**WORK REQUIRED:**
Take the entries that follow and return only the lines from the one with "Output the text content of this document." through the final line, leaving every picture behind.

══ RAW DATA

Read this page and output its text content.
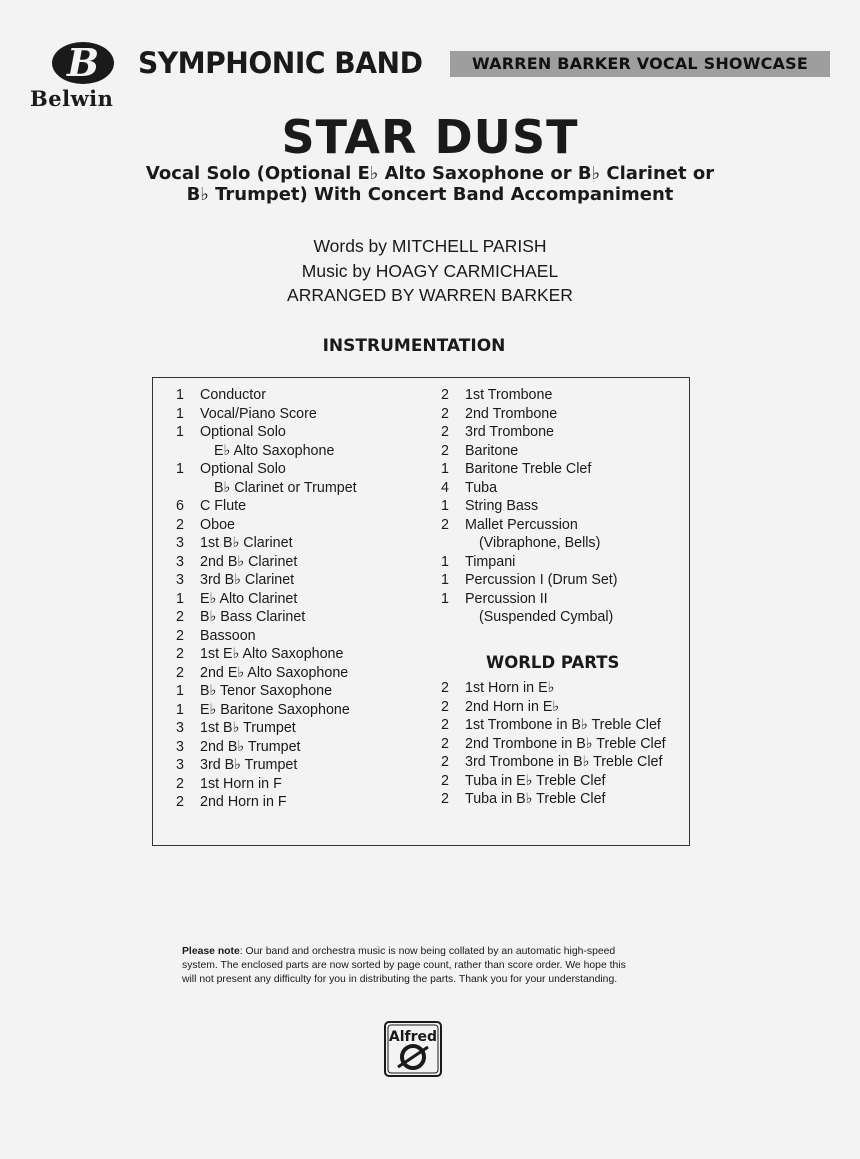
B
Belwin
SYMPHONIC BAND	WARREN BARKER VOCAL SHOWCASE
STAR DUST
Vocal Solo (Optional E♭ Alto Saxophone or B♭ Clarinet or
B♭ Trumpet) With Concert Band Accompaniment
Words by MITCHELL PARISH
Music by HOAGY CARMICHAEL
ARRANGED BY WARREN BARKER
INSTRUMENTATION
1 Conductor
1 Vocal/Piano Score
1 Optional Solo
E♭ Alto Saxophone
1 Optional Solo
B♭ Clarinet or Trumpet
6 C Flute
2 Oboe
3 1st B♭ Clarinet
3 2nd B♭ Clarinet
3 3rd B♭ Clarinet
1 E♭ Alto Clarinet
2 B♭ Bass Clarinet
2 Bassoon
2 1st E♭ Alto Saxophone
2 2nd E♭ Alto Saxophone
1 B♭ Tenor Saxophone
1 E♭ Baritone Saxophone
3 1st B♭ Trumpet
3 2nd B♭ Trumpet
3 3rd B♭ Trumpet
2 1st Horn in F
2 2nd Horn in F
2 1st Trombone
2 2nd Trombone
2 3rd Trombone
2 Baritone
1 Baritone Treble Clef
4 Tuba
1 String Bass
2 Mallet Percussion
(Vibraphone, Bells)
1 Timpani
1 Percussion I (Drum Set)
1 Percussion II
(Suspended Cymbal)
WORLD PARTS
2 1st Horn in E♭
2 2nd Horn in E♭
2 1st Trombone in B♭ Treble Clef
2 2nd Trombone in B♭ Treble Clef
2 3rd Trombone in B♭ Treble Clef
2 Tuba in E♭ Treble Clef
2 Tuba in B♭ Treble Clef
Please note: Our band and orchestra music is now being collated by an automatic high-speed
system. The enclosed parts are now sorted by page count, rather than score order. We hope this
will not present any difficulty for you in distributing the parts. Thank you for your understanding.
Alfred
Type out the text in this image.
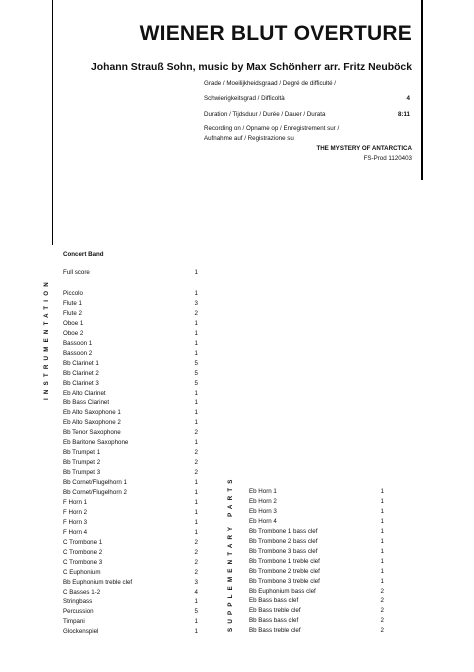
WIENER BLUT OVERTURE
Johann Strauß Sohn, music by Max Schönherr arr. Fritz Neuböck
Grade / Moeilijkheidsgraad / Degré de difficulté /
Schwierigkeitsgrad / Difficoltà	4
Duration / Tijdsduur / Durée / Dauer / Durata	8:11
Recording on / Opname op / Enregistrement sur /
Aufnahme auf / Registrazione su
THE MYSTERY OF ANTARCTICA
FS-Prod 1120403
INSTRUMENTATION
SUPPLEMENTARY PARTS
Concert Band
Full score	1
Piccolo	1
Flute 1	3
Flute 2	2
Oboe 1	1
Oboe 2	1
Bassoon 1	1
Bassoon 2	1
Bb Clarinet 1	5
Bb Clarinet 2	5
Bb Clarinet 3	5
Eb Alto Clarinet	1
Bb Bass Clarinet	1
Eb Alto Saxophone 1	1
Eb Alto Saxophone 2	1
Bb Tenor Saxophone	2
Eb Baritone Saxophone	1
Bb Trumpet 1	2
Bb Trumpet 2	2
Bb Trumpet 3	2
Bb Cornet/Flugelhorn 1	1
Bb Cornet/Flugelhorn 2	1
F Horn 1	1
F Horn 2	1
F Horn 3	1
F Horn 4	1
C Trombone 1	2
C Trombone 2	2
C Trombone 3	2
C Euphonium	2
Bb Euphonium treble clef	3
C Basses 1-2	4
Stringbass	1
Percussion	5
Timpani	1
Glockenspiel	1
Eb Horn 1	1
Eb Horn 2	1
Eb Horn 3	1
Eb Horn 4	1
Bb Trombone 1 bass clef	1
Bb Trombone 2 bass clef	1
Bb Trombone 3 bass clef	1
Bb Trombone 1 treble clef	1
Bb Trombone 2 treble clef	1
Bb Trombone 3 treble clef	1
Bb Euphonium bass clef	2
Eb Bass bass clef	2
Eb Bass treble clef	2
Bb Bass bass clef	2
Bb Bass treble clef	2
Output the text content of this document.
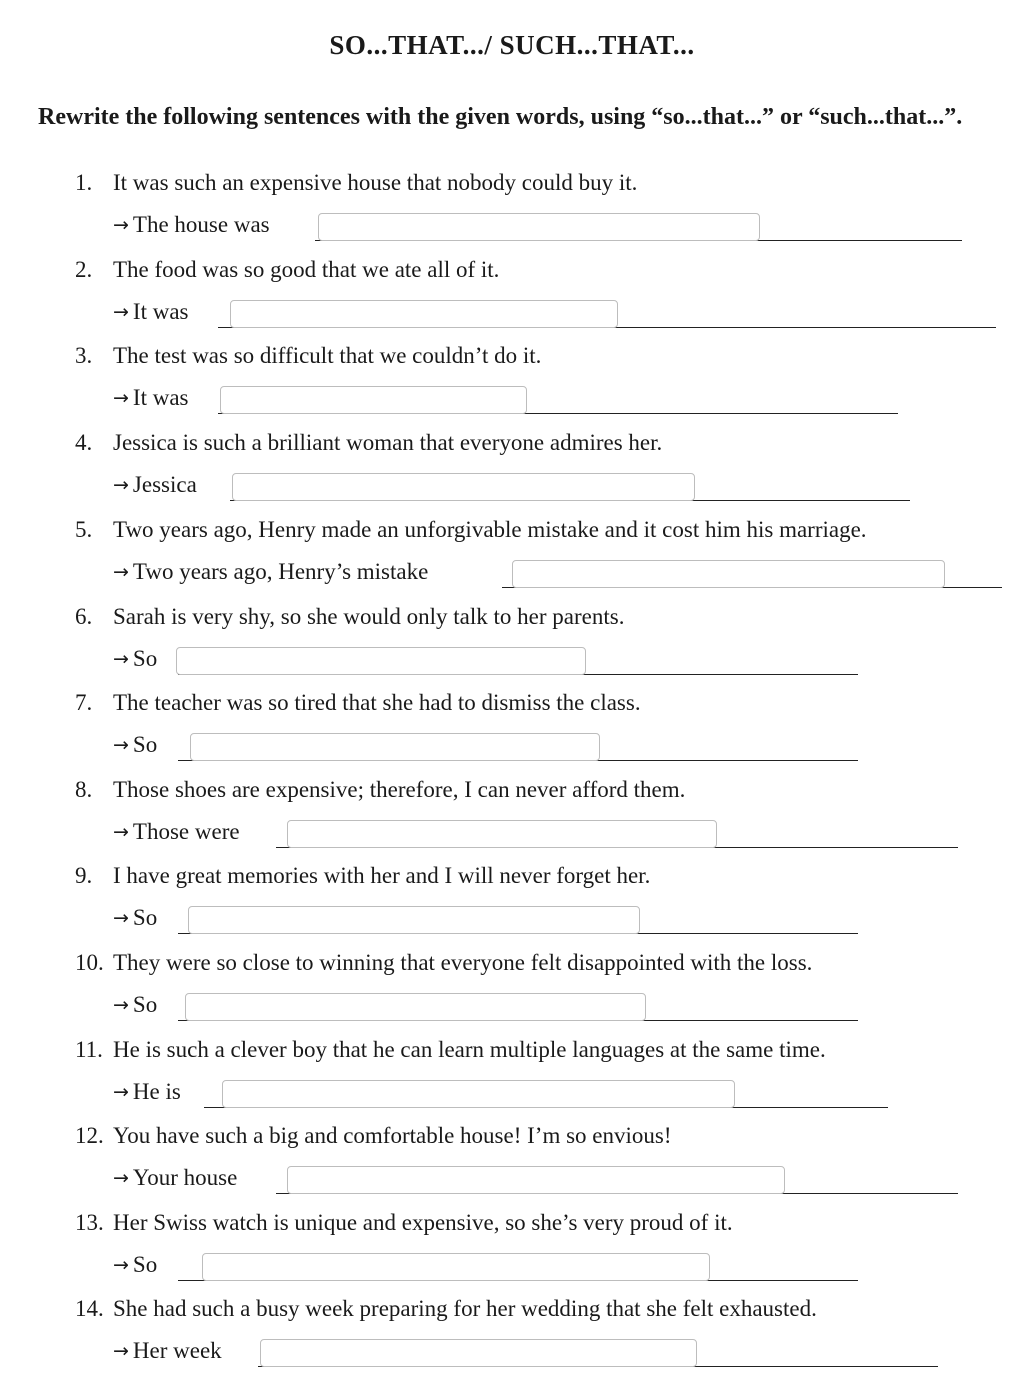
SO...THAT.../ SUCH...THAT...
Rewrite the following sentences with the given words, using “so...that...” or “such...that...”.
1. It was such an expensive house that nobody could buy it.
→ The house was
2. The food was so good that we ate all of it.
→ It was
3. The test was so difficult that we couldn’t do it.
→ It was
4. Jessica is such a brilliant woman that everyone admires her.
→ Jessica
5. Two years ago, Henry made an unforgivable mistake and it cost him his marriage.
→ Two years ago, Henry’s mistake
6. Sarah is very shy, so she would only talk to her parents.
→ So
7. The teacher was so tired that she had to dismiss the class.
→ So
8. Those shoes are expensive; therefore, I can never afford them.
→ Those were
9. I have great memories with her and I will never forget her.
→ So
10. They were so close to winning that everyone felt disappointed with the loss.
→ So
11. He is such a clever boy that he can learn multiple languages at the same time.
→ He is
12. You have such a big and comfortable house! I’m so envious!
→ Your house
13. Her Swiss watch is unique and expensive, so she’s very proud of it.
→ So
14. She had such a busy week preparing for her wedding that she felt exhausted.
→ Her week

════

**EXERCISE RESULT:**
Output the text content of this document.
SO...THAT.../ SUCH...THAT...
Rewrite the following sentences with the given words, using “so...that...” or “such...that...”.
1. It was such an expensive house that nobody could buy it.
→ The house was
2. The food was so good that we ate all of it.
→ It was
3. The test was so difficult that we couldn’t do it.
→ It was
4. Jessica is such a brilliant woman that everyone admires her.
→ Jessica
5. Two years ago, Henry made an unforgivable mistake and it cost him his marriage.
→ Two years ago, Henry’s mistake
6. Sarah is very shy, so she would only talk to her parents.
→ So
7. The teacher was so tired that she had to dismiss the class.
→ So
8. Those shoes are expensive; therefore, I can never afford them.
→ Those were
9. I have great memories with her and I will never forget her.
→ So
10. They were so close to winning that everyone felt disappointed with the loss.
→ So
11. He is such a clever boy that he can learn multiple languages at the same time.
→ He is
12. You have such a big and comfortable house! I’m so envious!
→ Your house
13. Her Swiss watch is unique and expensive, so she’s very proud of it.
→ So
14. She had such a busy week preparing for her wedding that she felt exhausted.
→ Her week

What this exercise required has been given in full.